**What to work on**
Restate each entry word for word, leaving nothing out.

**Records for processing**
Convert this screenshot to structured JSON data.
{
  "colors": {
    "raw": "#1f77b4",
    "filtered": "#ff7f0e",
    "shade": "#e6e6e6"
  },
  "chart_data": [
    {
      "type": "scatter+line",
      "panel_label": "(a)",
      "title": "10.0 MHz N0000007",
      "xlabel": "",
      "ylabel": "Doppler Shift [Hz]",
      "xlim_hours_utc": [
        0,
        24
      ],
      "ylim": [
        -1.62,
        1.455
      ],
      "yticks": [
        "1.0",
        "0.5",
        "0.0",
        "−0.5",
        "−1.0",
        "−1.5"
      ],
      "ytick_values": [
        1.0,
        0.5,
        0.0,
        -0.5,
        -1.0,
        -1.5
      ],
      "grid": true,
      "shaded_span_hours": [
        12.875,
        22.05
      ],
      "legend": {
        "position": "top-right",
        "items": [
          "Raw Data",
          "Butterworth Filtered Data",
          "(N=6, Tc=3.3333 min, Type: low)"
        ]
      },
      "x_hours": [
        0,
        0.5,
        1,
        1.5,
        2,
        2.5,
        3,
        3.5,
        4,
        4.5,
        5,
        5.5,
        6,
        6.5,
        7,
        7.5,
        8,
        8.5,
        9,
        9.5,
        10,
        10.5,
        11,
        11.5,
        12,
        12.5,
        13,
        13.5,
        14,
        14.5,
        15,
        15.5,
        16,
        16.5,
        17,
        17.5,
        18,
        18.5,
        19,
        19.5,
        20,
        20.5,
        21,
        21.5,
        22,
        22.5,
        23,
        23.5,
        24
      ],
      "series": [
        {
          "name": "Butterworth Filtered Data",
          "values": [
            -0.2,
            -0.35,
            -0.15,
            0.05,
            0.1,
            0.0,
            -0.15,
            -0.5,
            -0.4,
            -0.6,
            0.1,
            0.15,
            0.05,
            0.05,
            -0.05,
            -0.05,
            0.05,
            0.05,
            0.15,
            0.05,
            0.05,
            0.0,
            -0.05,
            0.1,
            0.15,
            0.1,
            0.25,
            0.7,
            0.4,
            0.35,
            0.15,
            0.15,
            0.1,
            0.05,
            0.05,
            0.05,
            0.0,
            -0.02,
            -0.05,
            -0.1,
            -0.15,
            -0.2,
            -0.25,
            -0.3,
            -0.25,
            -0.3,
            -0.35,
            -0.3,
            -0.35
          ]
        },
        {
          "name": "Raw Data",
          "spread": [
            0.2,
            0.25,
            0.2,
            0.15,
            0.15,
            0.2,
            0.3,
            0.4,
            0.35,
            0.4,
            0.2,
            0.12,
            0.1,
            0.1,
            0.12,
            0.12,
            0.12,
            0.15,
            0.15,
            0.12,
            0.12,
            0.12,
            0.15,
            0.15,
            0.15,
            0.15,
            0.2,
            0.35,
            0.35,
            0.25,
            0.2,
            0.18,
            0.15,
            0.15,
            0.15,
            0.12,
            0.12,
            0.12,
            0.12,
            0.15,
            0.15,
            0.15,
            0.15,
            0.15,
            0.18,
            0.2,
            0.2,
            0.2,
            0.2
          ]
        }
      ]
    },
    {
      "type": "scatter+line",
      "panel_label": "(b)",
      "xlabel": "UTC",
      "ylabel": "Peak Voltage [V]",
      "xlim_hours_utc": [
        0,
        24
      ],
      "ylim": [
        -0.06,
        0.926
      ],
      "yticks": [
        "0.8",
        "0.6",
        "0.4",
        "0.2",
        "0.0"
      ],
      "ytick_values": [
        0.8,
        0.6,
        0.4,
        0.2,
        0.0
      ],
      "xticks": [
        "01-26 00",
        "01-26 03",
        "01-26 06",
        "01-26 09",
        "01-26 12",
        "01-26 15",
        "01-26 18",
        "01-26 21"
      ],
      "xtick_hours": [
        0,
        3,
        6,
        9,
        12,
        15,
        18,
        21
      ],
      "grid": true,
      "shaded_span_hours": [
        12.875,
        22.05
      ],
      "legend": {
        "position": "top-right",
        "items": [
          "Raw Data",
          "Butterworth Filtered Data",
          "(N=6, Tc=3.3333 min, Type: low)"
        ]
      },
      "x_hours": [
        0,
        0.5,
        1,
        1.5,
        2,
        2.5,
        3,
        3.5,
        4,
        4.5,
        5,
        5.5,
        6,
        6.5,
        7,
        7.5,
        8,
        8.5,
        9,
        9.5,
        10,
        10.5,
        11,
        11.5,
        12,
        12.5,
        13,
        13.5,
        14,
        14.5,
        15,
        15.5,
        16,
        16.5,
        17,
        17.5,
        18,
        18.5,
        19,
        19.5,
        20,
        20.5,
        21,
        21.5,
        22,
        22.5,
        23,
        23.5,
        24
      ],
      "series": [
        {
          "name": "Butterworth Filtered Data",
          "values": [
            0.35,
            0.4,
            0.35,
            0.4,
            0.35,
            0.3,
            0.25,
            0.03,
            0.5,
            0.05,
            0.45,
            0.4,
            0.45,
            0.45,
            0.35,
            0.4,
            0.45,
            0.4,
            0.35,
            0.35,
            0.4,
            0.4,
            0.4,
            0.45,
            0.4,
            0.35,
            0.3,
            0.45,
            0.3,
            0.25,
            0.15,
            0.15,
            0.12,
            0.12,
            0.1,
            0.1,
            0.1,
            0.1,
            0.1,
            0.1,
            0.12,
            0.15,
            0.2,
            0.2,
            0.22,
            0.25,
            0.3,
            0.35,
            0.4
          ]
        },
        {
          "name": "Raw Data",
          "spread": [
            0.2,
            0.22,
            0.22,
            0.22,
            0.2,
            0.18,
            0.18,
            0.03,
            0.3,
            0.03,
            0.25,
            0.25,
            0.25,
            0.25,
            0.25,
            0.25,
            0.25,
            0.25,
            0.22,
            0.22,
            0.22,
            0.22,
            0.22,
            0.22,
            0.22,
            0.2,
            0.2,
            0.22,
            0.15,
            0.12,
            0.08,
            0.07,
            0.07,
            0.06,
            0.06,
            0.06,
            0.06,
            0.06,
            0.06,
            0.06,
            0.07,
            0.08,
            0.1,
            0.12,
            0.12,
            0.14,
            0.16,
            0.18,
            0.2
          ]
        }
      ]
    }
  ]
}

**Result below**
Convert this screenshot to structured JSON data.
{
  "colors": {
    "raw": "#1f77b4",
    "filtered": "#ff7f0e",
    "shade": "#e6e6e6"
  },
  "chart_data": [
    {
      "type": "scatter+line",
      "panel_label": "(a)",
      "title": "10.0 MHz N0000007",
      "xlabel": "",
      "ylabel": "Doppler Shift [Hz]",
      "xlim_hours_utc": [
        0,
        24
      ],
      "ylim": [
        -1.62,
        1.455
      ],
      "yticks": [
        "1.0",
        "0.5",
        "0.0",
        "−0.5",
        "−1.0",
        "−1.5"
      ],
      "ytick_values": [
        1.0,
        0.5,
        0.0,
        -0.5,
        -1.0,
        -1.5
      ],
      "grid": true,
      "shaded_span_hours": [
        12.875,
        22.05
      ],
      "legend": {
        "position": "top-right",
        "items": [
          "Raw Data",
          "Butterworth Filtered Data",
          "(N=6, Tc=3.3333 min, Type: low)"
        ]
      },
      "x_hours": [
        0,
        0.5,
        1,
        1.5,
        2,
        2.5,
        3,
        3.5,
        4,
        4.5,
        5,
        5.5,
        6,
        6.5,
        7,
        7.5,
        8,
        8.5,
        9,
        9.5,
        10,
        10.5,
        11,
        11.5,
        12,
        12.5,
        13,
        13.5,
        14,
        14.5,
        15,
        15.5,
        16,
        16.5,
        17,
        17.5,
        18,
        18.5,
        19,
        19.5,
        20,
        20.5,
        21,
        21.5,
        22,
        22.5,
        23,
        23.5,
        24
      ],
      "series": [
        {
          "name": "Butterworth Filtered Data",
          "values": [
            -0.2,
            -0.35,
            -0.15,
            0.05,
            0.1,
            0.0,
            -0.15,
            -0.5,
            -0.4,
            -0.6,
            0.1,
            0.15,
            0.05,
            0.05,
            -0.05,
            -0.05,
            0.05,
            0.05,
            0.15,
            0.05,
            0.05,
            0.0,
            -0.05,
            0.1,
            0.15,
            0.1,
            0.25,
            0.7,
            0.4,
            0.35,
            0.15,
            0.15,
            0.1,
            0.05,
            0.05,
            0.05,
            0.0,
            -0.02,
            -0.05,
            -0.1,
            -0.15,
            -0.2,
            -0.25,
            -0.3,
            -0.25,
            -0.3,
            -0.35,
            -0.3,
            -0.35
          ]
        },
        {
          "name": "Raw Data",
          "spread": [
            0.2,
            0.25,
            0.2,
            0.15,
            0.15,
            0.2,
            0.3,
            0.4,
            0.35,
            0.4,
            0.2,
            0.12,
            0.1,
            0.1,
            0.12,
            0.12,
            0.12,
            0.15,
            0.15,
            0.12,
            0.12,
            0.12,
            0.15,
            0.15,
            0.15,
            0.15,
            0.2,
            0.35,
            0.35,
            0.25,
            0.2,
            0.18,
            0.15,
            0.15,
            0.15,
            0.12,
            0.12,
            0.12,
            0.12,
            0.15,
            0.15,
            0.15,
            0.15,
            0.15,
            0.18,
            0.2,
            0.2,
            0.2,
            0.2
          ]
        }
      ]
    },
    {
      "type": "scatter+line",
      "panel_label": "(b)",
      "xlabel": "UTC",
      "ylabel": "Peak Voltage [V]",
      "xlim_hours_utc": [
        0,
        24
      ],
      "ylim": [
        -0.06,
        0.926
      ],
      "yticks": [
        "0.8",
        "0.6",
        "0.4",
        "0.2",
        "0.0"
      ],
      "ytick_values": [
        0.8,
        0.6,
        0.4,
        0.2,
        0.0
      ],
      "xticks": [
        "01-26 00",
        "01-26 03",
        "01-26 06",
        "01-26 09",
        "01-26 12",
        "01-26 15",
        "01-26 18",
        "01-26 21"
      ],
      "xtick_hours": [
        0,
        3,
        6,
        9,
        12,
        15,
        18,
        21
      ],
      "grid": true,
      "shaded_span_hours": [
        12.875,
        22.05
      ],
      "legend": {
        "position": "top-right",
        "items": [
          "Raw Data",
          "Butterworth Filtered Data",
          "(N=6, Tc=3.3333 min, Type: low)"
        ]
      },
      "x_hours": [
        0,
        0.5,
        1,
        1.5,
        2,
        2.5,
        3,
        3.5,
        4,
        4.5,
        5,
        5.5,
        6,
        6.5,
        7,
        7.5,
        8,
        8.5,
        9,
        9.5,
        10,
        10.5,
        11,
        11.5,
        12,
        12.5,
        13,
        13.5,
        14,
        14.5,
        15,
        15.5,
        16,
        16.5,
        17,
        17.5,
        18,
        18.5,
        19,
        19.5,
        20,
        20.5,
        21,
        21.5,
        22,
        22.5,
        23,
        23.5,
        24
      ],
      "series": [
        {
          "name": "Butterworth Filtered Data",
          "values": [
            0.35,
            0.4,
            0.35,
            0.4,
            0.35,
            0.3,
            0.25,
            0.03,
            0.5,
            0.05,
            0.45,
            0.4,
            0.45,
            0.45,
            0.35,
            0.4,
            0.45,
            0.4,
            0.35,
            0.35,
            0.4,
            0.4,
            0.4,
            0.45,
            0.4,
            0.35,
            0.3,
            0.45,
            0.3,
            0.25,
            0.15,
            0.15,
            0.12,
            0.12,
            0.1,
            0.1,
            0.1,
            0.1,
            0.1,
            0.1,
            0.12,
            0.15,
            0.2,
            0.2,
            0.22,
            0.25,
            0.3,
            0.35,
            0.4
          ]
        },
        {
          "name": "Raw Data",
          "spread": [
            0.2,
            0.22,
            0.22,
            0.22,
            0.2,
            0.18,
            0.18,
            0.03,
            0.3,
            0.03,
            0.25,
            0.25,
            0.25,
            0.25,
            0.25,
            0.25,
            0.25,
            0.25,
            0.22,
            0.22,
            0.22,
            0.22,
            0.22,
            0.22,
            0.22,
            0.2,
            0.2,
            0.22,
            0.15,
            0.12,
            0.08,
            0.07,
            0.07,
            0.06,
            0.06,
            0.06,
            0.06,
            0.06,
            0.06,
            0.06,
            0.07,
            0.08,
            0.1,
            0.12,
            0.12,
            0.14,
            0.16,
            0.18,
            0.2
          ]
        }
      ]
    }
  ]
}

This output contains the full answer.